Your objective:
Below are the entries; count the lines in them that contain the word "Significant" and give only the number.

Given records:

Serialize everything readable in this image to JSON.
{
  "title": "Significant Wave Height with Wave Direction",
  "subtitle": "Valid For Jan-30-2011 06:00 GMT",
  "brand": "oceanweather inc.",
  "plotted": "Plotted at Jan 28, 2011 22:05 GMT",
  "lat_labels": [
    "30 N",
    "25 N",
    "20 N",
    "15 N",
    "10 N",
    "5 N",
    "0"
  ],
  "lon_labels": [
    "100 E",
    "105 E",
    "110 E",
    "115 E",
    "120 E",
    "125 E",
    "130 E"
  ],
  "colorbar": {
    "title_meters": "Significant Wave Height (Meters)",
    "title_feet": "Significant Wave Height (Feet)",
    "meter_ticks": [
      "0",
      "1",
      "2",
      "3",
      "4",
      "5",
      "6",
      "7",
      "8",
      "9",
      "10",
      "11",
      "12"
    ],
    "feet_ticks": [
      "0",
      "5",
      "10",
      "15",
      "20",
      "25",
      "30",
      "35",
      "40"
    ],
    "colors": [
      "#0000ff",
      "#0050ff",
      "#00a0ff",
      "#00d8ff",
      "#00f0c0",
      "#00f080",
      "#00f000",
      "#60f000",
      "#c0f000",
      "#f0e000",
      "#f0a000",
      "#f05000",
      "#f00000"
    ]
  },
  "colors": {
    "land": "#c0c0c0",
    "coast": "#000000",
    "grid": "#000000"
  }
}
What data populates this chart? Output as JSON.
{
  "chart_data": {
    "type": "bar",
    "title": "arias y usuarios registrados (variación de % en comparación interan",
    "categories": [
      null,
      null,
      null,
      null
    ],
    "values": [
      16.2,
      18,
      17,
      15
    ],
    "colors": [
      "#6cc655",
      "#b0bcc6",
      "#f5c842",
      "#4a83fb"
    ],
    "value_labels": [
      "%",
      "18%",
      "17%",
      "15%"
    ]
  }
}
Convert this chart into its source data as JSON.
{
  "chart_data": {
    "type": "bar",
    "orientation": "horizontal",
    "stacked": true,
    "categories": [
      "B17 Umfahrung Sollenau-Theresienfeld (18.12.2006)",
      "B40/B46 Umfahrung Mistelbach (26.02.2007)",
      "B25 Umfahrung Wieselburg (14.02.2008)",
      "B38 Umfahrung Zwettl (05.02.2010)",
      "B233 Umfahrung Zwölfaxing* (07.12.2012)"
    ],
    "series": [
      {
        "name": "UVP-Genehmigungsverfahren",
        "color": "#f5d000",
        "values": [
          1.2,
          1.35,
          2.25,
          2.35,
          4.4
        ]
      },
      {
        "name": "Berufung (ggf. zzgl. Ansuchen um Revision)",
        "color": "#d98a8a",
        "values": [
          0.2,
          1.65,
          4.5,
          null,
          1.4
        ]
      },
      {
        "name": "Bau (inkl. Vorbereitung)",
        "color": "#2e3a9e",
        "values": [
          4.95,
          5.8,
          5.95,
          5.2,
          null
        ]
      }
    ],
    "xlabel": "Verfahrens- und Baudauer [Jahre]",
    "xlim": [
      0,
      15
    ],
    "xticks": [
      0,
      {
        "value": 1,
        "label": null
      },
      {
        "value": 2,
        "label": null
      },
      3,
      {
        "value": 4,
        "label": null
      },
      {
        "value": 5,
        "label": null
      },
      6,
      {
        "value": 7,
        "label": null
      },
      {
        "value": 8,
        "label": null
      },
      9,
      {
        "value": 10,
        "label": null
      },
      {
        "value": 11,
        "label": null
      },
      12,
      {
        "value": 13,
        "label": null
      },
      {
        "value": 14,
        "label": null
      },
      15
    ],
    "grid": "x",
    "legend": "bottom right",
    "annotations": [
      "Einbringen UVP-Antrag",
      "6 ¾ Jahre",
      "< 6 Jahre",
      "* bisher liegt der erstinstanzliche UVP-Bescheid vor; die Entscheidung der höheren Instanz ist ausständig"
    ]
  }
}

Result:
3